● TASK
Look over the lines below. Report each one that includes the string "this".

Stored dataset items
[Begin]
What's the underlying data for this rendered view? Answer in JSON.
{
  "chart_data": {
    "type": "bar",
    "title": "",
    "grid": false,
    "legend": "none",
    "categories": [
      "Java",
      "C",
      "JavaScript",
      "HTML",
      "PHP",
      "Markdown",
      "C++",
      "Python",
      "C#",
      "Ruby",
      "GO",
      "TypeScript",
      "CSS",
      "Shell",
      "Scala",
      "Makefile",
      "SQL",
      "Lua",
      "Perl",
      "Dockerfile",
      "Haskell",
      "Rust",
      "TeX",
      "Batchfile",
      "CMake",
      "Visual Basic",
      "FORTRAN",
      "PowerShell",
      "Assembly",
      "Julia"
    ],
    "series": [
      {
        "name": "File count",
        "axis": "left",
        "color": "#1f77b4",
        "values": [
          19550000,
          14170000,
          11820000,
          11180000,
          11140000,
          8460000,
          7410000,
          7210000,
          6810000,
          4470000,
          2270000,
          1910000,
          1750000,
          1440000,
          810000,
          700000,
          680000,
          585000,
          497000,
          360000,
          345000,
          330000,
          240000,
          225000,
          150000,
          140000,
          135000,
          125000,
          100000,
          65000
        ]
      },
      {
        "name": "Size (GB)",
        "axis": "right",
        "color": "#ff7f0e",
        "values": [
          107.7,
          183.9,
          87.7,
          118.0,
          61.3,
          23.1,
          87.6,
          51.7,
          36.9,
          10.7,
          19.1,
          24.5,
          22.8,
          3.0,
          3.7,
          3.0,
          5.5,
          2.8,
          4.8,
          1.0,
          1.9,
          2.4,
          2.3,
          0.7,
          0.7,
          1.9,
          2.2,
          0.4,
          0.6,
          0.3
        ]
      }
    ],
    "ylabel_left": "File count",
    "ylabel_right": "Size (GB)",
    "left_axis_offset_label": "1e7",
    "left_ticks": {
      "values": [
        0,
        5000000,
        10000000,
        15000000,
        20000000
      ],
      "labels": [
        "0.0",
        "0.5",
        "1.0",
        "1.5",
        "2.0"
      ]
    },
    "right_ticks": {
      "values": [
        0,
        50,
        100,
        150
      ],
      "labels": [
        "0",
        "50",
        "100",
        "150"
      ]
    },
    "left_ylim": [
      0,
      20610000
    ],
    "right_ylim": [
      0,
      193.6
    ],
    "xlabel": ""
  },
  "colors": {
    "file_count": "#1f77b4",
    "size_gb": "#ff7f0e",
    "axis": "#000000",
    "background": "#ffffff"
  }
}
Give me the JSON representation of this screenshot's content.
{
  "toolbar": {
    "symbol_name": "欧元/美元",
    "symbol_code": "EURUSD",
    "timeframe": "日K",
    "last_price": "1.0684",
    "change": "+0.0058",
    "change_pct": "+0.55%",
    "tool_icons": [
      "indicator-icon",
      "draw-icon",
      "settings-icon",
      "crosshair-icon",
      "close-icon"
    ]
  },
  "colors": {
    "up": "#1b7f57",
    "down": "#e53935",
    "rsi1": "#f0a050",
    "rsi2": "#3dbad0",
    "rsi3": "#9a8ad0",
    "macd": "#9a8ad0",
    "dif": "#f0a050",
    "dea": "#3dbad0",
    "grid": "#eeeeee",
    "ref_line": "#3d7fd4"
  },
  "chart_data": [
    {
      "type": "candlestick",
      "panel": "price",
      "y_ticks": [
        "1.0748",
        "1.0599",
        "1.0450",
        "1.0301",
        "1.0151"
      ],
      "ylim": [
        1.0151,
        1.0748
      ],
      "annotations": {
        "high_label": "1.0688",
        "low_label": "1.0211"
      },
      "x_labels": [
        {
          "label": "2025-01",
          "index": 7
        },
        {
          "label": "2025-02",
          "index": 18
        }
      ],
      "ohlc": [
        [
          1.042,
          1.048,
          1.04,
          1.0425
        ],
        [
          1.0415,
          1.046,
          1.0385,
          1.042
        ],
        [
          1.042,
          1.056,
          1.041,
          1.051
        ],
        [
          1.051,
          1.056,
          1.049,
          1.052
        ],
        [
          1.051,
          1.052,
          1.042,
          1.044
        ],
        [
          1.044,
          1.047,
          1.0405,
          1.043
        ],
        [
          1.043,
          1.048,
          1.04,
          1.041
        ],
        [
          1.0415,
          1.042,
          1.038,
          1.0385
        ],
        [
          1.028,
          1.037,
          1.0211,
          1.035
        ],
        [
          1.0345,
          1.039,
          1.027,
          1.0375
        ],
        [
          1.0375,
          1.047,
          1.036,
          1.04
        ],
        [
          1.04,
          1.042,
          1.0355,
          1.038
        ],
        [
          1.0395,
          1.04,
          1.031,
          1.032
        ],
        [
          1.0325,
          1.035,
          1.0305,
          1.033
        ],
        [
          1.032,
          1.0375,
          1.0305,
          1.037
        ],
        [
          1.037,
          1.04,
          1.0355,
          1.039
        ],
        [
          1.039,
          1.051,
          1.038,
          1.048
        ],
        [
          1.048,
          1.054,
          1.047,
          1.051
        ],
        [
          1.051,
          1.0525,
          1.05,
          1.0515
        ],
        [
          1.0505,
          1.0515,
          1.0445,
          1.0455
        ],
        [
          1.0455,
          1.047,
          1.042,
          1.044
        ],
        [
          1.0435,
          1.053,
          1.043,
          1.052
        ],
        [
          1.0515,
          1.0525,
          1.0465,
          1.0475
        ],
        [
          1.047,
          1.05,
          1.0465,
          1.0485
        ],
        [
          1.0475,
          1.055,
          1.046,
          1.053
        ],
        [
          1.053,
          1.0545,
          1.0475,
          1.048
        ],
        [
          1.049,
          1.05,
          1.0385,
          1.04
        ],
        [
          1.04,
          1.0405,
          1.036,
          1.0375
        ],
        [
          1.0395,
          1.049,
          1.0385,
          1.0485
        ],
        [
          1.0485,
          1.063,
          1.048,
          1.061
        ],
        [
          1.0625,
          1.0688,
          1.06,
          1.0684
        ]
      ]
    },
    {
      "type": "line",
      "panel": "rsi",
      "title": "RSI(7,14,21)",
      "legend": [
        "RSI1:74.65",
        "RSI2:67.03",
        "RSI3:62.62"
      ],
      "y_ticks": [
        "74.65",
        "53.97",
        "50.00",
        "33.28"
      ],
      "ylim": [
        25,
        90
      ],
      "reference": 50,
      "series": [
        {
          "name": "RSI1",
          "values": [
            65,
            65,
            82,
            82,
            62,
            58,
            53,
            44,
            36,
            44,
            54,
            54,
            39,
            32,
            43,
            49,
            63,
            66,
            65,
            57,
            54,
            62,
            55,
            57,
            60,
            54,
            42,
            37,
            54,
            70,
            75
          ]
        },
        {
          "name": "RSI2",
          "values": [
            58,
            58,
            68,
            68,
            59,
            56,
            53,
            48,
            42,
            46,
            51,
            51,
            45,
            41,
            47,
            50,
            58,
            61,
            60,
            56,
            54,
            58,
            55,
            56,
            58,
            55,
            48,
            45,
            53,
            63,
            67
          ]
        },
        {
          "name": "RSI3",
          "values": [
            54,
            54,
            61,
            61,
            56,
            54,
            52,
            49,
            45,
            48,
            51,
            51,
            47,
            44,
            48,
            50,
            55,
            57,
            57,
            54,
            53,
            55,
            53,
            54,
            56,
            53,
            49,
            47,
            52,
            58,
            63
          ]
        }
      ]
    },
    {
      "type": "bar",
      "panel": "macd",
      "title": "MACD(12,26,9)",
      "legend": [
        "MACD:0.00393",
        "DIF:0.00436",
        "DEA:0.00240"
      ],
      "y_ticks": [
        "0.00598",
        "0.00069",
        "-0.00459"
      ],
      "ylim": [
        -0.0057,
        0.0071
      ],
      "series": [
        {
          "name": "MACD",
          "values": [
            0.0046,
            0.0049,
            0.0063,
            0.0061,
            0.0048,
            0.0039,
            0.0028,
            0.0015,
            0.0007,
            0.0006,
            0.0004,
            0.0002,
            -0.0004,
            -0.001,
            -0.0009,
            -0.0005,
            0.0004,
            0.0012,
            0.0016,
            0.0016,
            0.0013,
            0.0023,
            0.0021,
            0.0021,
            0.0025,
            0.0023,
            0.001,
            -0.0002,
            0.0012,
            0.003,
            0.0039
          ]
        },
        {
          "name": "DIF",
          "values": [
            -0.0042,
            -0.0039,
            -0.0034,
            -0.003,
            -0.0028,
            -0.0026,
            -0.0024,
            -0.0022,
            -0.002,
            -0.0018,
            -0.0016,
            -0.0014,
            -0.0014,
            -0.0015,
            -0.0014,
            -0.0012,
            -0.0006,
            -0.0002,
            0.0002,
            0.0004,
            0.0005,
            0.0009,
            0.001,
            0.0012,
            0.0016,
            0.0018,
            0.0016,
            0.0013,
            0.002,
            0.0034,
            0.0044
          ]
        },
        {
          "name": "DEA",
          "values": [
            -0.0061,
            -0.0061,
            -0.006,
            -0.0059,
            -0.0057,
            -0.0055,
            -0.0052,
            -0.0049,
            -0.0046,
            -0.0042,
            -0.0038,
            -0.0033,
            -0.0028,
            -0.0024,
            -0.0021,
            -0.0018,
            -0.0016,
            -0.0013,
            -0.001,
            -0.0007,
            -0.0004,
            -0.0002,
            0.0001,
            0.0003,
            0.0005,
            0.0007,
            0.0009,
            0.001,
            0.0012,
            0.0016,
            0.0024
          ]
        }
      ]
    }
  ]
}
[End]
● OUTPUT OF THE EXERCISE
What's the underlying data for this rendered view? Answer in JSON.
Give me the JSON representation of this screenshot's content.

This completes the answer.